> _Goal_: Please turn the part of the records below that runs from their first line through the line containing "allow-null-checkbox[interactable] — [350, 387, 362, 399]" into a JSON list of strings, with one string per line and blank lines left out.
** START **
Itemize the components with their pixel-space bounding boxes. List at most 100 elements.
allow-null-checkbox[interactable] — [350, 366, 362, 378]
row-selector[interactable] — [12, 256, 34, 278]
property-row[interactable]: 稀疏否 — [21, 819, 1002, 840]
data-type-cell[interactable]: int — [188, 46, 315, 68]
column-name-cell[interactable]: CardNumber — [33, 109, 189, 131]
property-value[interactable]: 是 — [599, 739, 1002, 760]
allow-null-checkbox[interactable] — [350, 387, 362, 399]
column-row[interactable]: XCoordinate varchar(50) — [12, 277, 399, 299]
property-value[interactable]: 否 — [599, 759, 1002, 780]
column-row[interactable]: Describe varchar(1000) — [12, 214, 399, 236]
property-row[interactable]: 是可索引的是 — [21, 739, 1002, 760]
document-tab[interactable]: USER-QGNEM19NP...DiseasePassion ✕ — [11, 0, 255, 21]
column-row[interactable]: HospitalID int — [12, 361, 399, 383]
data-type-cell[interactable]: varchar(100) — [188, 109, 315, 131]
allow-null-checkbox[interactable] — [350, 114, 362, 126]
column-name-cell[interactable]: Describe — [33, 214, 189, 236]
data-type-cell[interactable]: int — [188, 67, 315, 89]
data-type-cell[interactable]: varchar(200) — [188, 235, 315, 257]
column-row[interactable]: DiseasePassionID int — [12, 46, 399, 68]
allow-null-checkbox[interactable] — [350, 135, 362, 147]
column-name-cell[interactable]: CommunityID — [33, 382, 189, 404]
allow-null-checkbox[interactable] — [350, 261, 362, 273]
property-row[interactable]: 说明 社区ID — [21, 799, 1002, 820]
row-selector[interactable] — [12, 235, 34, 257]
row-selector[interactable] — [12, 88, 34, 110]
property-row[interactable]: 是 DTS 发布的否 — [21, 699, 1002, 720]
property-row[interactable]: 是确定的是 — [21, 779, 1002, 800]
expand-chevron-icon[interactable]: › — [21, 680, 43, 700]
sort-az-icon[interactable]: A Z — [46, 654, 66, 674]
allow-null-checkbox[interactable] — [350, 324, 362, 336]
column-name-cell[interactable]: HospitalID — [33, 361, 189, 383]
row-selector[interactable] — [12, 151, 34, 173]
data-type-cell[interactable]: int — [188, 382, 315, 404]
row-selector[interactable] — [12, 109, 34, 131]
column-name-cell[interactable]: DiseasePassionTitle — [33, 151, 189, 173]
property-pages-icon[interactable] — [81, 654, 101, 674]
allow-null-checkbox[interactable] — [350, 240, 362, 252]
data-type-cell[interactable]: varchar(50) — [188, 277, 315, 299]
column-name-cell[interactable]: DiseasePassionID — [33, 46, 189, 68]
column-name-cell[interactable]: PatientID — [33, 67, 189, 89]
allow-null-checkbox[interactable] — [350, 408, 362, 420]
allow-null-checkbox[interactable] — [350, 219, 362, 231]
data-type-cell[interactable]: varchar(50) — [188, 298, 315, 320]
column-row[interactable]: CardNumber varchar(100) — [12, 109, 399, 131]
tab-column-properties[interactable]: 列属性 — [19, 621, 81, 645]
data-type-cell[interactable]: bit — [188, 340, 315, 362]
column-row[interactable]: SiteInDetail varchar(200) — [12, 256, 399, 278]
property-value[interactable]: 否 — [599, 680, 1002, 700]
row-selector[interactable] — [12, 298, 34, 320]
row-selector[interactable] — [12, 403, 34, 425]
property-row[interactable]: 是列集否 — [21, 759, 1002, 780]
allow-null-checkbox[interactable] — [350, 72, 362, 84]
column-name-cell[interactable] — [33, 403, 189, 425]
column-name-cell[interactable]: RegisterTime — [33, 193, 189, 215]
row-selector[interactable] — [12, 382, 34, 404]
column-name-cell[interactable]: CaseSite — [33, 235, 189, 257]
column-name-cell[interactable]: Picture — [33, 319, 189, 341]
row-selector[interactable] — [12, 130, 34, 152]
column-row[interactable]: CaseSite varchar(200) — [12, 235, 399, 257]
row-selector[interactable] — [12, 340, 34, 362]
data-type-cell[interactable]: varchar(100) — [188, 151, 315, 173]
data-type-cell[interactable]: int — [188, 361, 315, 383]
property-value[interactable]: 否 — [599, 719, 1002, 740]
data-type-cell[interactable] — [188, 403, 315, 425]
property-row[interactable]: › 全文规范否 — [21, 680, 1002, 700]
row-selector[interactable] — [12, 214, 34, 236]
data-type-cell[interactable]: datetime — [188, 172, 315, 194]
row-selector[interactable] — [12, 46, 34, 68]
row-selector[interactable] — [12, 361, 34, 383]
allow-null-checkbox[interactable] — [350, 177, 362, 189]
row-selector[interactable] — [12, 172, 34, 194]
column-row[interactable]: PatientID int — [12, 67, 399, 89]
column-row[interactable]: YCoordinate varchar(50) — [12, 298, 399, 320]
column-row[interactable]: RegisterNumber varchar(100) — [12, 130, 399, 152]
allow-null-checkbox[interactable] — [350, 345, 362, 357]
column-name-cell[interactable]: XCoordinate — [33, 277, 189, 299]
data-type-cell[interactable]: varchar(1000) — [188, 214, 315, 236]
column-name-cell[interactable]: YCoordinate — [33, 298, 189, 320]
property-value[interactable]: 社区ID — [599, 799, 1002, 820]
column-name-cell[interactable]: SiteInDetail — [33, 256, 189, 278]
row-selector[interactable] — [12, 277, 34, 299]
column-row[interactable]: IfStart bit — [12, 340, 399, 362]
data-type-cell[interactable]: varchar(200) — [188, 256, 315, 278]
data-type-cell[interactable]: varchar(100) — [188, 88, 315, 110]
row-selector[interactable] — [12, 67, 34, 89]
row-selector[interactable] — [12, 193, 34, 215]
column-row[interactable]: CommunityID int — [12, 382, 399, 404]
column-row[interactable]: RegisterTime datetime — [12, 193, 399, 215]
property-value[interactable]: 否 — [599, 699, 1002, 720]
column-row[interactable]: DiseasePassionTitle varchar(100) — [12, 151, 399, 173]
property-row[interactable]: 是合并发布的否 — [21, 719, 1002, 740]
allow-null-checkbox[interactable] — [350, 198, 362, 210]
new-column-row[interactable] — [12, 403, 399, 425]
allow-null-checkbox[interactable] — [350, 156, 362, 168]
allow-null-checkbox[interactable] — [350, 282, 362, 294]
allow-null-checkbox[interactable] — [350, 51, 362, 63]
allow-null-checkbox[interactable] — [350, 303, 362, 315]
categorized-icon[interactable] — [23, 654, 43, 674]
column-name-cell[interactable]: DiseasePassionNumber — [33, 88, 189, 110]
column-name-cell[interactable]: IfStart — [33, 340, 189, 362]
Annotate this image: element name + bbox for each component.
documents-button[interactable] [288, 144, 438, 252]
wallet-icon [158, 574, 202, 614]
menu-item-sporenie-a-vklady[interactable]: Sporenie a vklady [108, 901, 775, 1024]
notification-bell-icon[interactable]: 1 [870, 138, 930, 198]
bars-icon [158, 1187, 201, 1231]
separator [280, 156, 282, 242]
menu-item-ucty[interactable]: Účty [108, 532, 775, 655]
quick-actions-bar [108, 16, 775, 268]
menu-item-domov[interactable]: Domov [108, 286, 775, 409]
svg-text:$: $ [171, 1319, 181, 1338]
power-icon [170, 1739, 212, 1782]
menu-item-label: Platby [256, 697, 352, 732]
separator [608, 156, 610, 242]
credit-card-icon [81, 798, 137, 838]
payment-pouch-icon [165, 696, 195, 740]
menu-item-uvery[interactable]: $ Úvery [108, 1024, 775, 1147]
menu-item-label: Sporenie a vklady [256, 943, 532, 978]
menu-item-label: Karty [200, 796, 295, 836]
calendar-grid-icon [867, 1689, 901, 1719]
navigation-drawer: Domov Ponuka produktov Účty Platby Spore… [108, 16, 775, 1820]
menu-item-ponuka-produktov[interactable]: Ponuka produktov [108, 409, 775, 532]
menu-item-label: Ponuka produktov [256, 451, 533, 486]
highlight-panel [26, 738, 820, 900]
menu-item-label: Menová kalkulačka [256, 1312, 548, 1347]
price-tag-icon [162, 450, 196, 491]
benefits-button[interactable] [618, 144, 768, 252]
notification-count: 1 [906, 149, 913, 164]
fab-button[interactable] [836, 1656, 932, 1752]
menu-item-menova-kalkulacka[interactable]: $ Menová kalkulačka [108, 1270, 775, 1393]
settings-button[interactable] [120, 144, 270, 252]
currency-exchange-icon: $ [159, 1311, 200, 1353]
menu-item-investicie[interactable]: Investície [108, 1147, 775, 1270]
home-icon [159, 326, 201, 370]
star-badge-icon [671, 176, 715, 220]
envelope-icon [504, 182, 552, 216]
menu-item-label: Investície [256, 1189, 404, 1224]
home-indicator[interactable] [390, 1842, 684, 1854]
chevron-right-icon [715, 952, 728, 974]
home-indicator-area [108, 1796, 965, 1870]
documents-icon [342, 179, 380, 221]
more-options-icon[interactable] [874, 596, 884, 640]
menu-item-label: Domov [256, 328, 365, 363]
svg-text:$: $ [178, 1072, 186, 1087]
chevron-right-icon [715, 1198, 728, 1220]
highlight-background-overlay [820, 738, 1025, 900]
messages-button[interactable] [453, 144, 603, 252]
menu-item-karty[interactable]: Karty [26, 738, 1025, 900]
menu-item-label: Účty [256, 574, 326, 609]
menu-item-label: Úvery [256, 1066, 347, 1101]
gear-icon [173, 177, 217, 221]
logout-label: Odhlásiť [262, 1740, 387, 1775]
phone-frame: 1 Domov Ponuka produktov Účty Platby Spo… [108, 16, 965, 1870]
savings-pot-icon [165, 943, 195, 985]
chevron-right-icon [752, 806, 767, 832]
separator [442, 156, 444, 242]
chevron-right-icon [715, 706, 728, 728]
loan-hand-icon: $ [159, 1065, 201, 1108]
** END **
> _Reply_:
[
  "Itemize the components with their pixel-space bounding boxes. List at most 100 elements.",
  "allow-null-checkbox[interactable] — [350, 366, 362, 378]",
  "row-selector[interactable] — [12, 256, 34, 278]",
  "property-row[interactable]: 稀疏否 — [21, 819, 1002, 840]",
  "data-type-cell[interactable]: int — [188, 46, 315, 68]",
  "column-name-cell[interactable]: CardNumber — [33, 109, 189, 131]",
  "property-value[interactable]: 是 — [599, 739, 1002, 760]",
  "allow-null-checkbox[interactable] — [350, 387, 362, 399]"
]